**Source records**
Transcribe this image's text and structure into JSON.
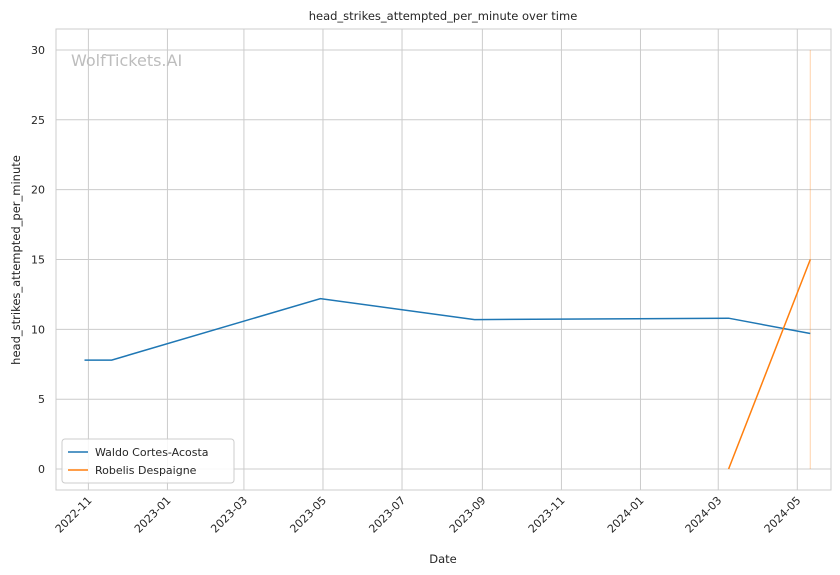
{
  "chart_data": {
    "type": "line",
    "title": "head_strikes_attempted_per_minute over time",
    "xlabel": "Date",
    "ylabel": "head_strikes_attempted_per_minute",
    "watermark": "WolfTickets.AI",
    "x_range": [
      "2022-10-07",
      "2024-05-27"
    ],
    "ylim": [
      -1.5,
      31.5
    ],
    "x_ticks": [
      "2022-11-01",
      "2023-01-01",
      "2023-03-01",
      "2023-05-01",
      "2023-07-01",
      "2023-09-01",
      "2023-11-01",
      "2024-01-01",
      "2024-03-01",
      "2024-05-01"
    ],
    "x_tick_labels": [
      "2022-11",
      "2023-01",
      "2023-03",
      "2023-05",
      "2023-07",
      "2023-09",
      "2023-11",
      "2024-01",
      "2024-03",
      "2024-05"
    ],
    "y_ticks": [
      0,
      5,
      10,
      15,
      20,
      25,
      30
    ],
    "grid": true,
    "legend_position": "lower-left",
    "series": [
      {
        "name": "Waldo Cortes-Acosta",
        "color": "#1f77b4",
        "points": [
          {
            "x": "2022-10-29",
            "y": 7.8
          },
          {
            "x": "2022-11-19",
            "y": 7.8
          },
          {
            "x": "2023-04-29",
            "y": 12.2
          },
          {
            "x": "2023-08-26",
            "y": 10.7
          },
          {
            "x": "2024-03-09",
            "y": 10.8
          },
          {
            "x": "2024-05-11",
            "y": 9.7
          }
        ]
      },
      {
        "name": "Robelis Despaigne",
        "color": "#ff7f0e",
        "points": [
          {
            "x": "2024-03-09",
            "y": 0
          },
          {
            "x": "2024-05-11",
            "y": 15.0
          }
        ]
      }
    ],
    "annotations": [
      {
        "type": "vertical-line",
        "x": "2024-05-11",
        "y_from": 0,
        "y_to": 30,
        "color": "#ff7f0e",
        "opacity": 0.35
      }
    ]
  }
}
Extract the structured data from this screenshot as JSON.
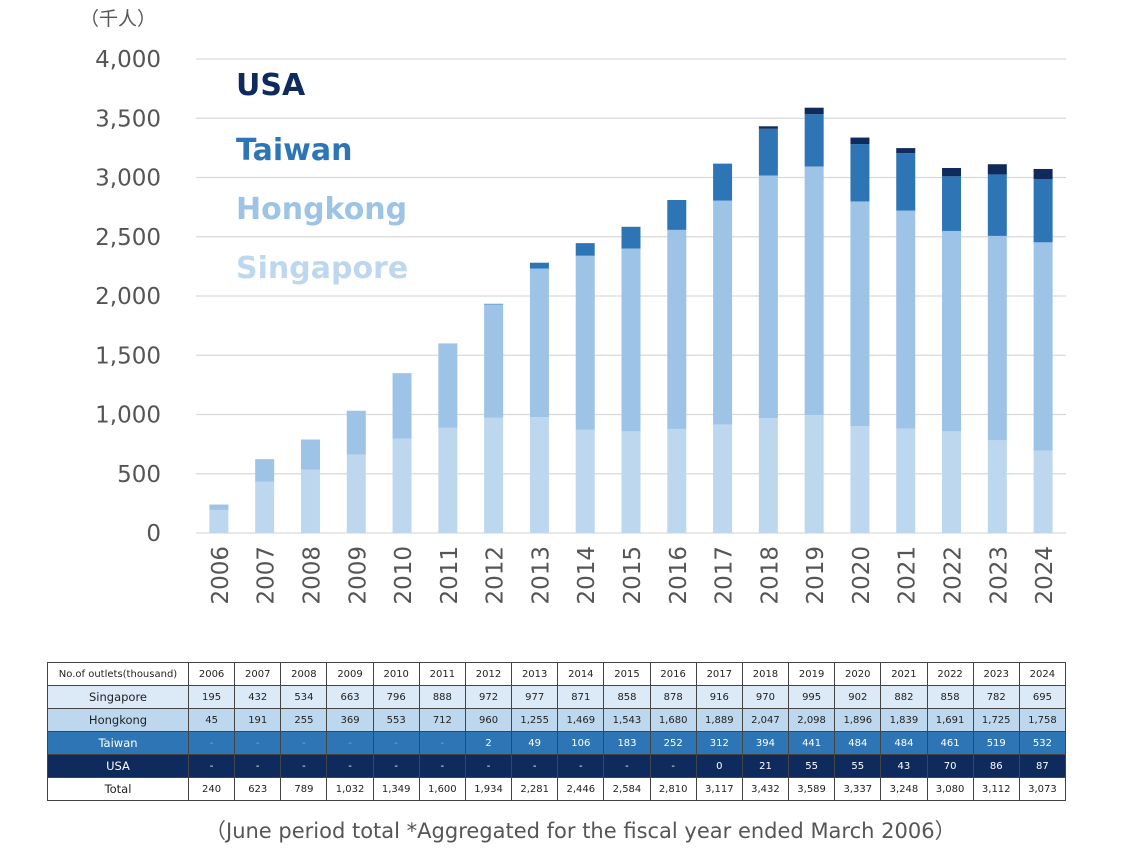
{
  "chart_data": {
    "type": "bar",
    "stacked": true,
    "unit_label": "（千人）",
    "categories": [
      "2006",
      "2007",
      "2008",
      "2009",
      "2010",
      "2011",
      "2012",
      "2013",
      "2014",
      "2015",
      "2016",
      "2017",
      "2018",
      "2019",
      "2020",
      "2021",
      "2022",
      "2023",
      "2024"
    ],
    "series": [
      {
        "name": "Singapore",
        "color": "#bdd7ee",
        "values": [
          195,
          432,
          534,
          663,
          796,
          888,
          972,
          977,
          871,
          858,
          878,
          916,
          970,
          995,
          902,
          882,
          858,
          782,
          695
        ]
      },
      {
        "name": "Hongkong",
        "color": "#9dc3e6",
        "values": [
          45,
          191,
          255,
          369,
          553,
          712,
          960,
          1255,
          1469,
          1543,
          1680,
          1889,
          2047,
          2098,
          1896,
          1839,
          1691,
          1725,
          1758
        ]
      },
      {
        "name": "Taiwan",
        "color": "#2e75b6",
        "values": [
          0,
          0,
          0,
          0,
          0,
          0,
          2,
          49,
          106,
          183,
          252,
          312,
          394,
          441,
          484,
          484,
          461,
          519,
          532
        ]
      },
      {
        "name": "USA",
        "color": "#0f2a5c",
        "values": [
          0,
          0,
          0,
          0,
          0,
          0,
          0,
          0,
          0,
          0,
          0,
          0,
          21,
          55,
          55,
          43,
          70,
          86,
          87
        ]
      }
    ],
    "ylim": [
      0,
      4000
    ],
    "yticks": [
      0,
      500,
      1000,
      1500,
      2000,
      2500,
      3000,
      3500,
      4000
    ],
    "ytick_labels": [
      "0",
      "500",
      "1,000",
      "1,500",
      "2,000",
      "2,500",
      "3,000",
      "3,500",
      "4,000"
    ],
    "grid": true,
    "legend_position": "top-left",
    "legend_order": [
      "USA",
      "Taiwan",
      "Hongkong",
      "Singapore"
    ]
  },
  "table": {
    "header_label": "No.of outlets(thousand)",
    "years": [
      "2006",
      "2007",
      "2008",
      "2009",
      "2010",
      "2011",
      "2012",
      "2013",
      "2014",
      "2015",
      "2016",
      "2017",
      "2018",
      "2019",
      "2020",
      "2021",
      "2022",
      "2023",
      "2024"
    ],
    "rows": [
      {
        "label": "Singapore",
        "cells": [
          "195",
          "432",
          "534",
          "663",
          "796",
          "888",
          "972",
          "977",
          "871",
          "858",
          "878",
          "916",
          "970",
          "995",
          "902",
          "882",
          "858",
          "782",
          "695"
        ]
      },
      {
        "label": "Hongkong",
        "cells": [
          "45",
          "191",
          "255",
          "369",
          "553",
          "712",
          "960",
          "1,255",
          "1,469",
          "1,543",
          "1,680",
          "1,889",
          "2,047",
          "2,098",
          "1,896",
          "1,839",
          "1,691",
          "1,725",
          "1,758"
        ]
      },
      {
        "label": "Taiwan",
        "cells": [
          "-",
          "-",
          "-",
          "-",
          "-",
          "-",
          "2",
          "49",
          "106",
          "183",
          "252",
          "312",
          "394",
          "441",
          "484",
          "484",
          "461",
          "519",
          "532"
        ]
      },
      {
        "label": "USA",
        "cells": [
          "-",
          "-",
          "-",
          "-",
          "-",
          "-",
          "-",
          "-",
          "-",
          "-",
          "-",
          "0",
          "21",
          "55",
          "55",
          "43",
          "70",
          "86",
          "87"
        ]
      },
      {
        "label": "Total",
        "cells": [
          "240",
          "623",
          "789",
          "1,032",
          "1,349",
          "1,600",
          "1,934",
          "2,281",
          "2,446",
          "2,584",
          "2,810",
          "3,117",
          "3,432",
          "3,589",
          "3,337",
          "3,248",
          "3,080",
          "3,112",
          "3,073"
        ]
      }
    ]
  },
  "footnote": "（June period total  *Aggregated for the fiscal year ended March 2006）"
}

==

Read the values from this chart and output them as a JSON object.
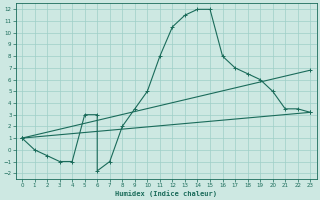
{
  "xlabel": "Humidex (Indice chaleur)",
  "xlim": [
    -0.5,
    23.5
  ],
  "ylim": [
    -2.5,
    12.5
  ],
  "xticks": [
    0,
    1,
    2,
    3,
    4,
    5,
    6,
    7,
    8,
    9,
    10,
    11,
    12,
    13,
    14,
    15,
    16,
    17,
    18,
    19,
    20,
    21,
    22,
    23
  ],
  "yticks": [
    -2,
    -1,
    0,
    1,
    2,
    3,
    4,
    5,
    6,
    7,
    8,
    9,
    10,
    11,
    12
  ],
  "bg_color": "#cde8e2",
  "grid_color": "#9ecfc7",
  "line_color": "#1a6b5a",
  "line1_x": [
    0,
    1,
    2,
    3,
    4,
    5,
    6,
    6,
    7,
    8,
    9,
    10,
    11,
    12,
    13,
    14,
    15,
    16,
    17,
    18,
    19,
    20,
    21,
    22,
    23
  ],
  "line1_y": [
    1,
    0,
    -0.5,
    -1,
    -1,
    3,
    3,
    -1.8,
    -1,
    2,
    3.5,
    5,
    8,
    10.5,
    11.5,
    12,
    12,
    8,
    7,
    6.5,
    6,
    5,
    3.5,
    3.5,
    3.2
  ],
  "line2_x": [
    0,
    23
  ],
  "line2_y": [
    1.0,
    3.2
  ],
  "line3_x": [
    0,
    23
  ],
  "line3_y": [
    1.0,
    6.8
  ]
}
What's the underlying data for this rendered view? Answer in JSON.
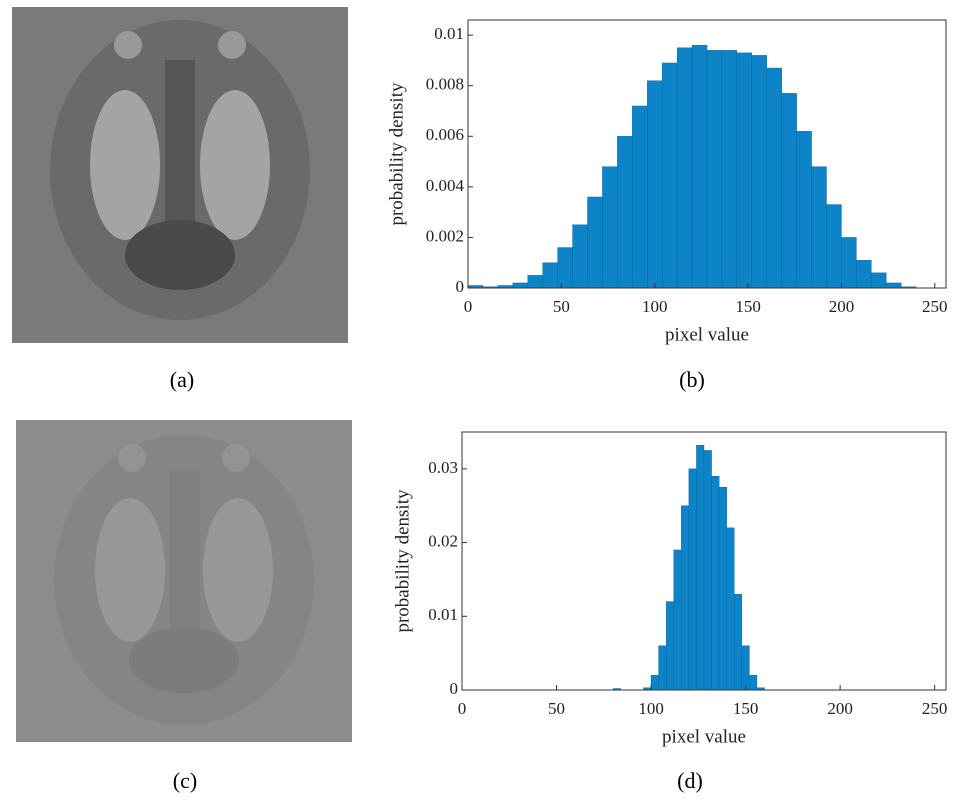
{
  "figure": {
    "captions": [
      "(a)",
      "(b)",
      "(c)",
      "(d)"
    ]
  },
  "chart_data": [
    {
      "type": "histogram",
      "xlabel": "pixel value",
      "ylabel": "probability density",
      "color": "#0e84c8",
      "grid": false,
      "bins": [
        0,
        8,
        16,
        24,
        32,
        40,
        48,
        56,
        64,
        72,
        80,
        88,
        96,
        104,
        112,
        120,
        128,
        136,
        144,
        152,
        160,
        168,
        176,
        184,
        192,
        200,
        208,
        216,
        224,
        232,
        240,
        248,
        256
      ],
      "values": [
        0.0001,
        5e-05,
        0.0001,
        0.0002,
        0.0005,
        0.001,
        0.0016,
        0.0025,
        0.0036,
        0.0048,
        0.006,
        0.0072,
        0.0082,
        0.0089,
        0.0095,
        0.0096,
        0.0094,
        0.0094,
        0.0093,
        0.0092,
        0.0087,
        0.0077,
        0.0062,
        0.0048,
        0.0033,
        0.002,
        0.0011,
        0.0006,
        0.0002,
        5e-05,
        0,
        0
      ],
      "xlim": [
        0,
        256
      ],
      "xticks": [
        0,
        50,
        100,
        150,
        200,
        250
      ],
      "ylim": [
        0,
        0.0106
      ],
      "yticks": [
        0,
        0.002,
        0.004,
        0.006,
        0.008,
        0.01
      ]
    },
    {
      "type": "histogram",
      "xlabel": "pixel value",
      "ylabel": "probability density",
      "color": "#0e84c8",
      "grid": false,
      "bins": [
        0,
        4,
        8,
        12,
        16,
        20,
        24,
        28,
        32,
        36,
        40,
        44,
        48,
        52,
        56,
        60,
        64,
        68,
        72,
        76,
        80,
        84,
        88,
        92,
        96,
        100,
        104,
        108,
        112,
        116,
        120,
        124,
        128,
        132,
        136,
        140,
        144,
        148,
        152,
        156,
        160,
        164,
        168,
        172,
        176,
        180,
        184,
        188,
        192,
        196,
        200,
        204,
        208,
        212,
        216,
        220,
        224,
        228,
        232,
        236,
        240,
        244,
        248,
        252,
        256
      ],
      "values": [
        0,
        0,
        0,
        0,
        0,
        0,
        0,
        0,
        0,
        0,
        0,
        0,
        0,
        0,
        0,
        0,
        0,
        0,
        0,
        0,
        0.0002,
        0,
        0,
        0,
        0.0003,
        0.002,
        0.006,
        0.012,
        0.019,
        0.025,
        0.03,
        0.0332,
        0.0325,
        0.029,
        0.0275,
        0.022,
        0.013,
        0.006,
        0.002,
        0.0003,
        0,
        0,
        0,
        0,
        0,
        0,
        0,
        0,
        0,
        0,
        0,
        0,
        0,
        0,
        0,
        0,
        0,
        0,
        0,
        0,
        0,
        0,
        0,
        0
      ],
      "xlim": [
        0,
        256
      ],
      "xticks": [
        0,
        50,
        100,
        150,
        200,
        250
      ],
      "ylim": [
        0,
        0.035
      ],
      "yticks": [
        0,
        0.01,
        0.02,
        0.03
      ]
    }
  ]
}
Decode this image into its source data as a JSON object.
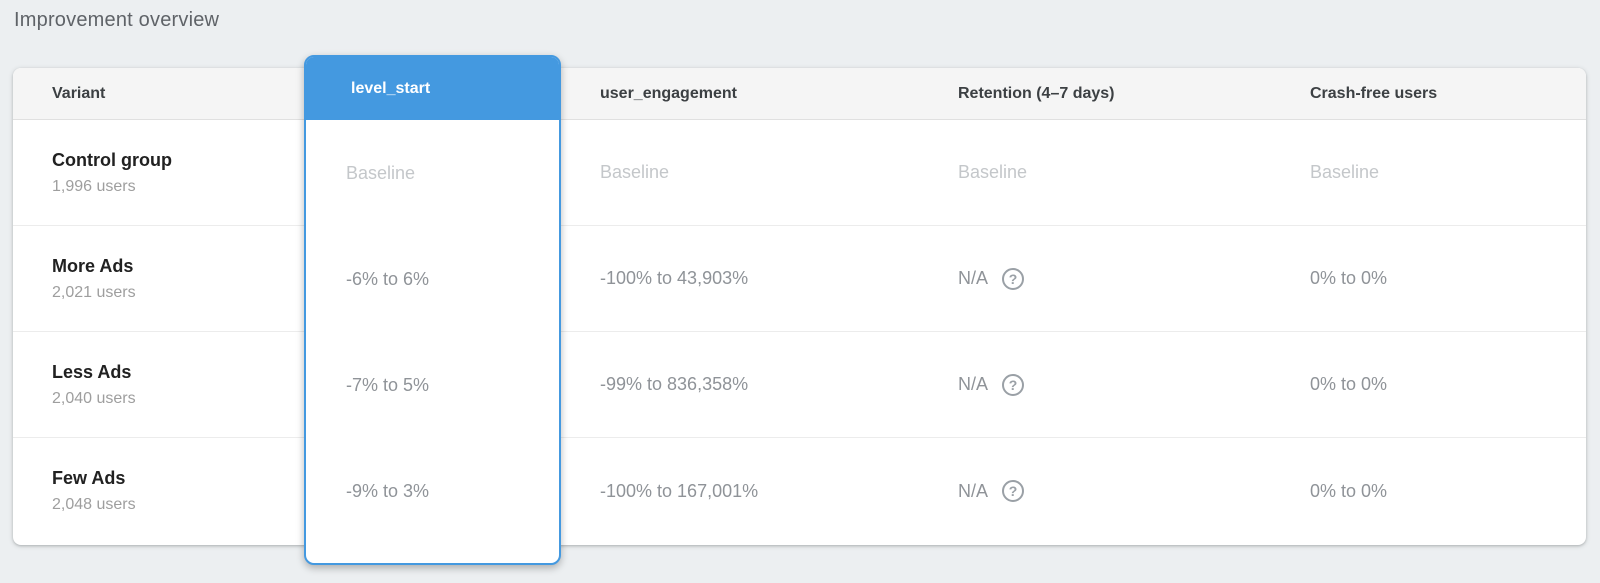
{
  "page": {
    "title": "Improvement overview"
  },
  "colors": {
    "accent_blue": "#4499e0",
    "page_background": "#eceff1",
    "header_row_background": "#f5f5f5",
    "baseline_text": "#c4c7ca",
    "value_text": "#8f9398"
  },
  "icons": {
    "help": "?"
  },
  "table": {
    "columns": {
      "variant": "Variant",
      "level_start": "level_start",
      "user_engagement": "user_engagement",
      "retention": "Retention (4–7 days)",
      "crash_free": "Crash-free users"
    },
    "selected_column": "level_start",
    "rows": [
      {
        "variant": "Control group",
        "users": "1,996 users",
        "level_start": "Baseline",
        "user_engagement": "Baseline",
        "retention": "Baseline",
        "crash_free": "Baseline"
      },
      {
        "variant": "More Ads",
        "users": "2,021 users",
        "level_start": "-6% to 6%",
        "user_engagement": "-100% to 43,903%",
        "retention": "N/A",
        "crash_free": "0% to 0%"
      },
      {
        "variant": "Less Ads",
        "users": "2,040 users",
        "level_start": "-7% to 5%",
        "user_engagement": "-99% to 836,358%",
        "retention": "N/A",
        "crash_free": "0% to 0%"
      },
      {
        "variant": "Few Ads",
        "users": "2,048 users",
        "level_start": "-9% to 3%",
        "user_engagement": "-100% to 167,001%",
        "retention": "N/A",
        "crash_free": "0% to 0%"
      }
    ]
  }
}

**DIRECTIONS FOR THIS TASK**
Using the records above, gather all lines where the string "object" is present.

**ANSWER TO THIS PROBLEM**
Read the values from this chart and output them as a JSON object.
Decode this image into its source data as a JSON object.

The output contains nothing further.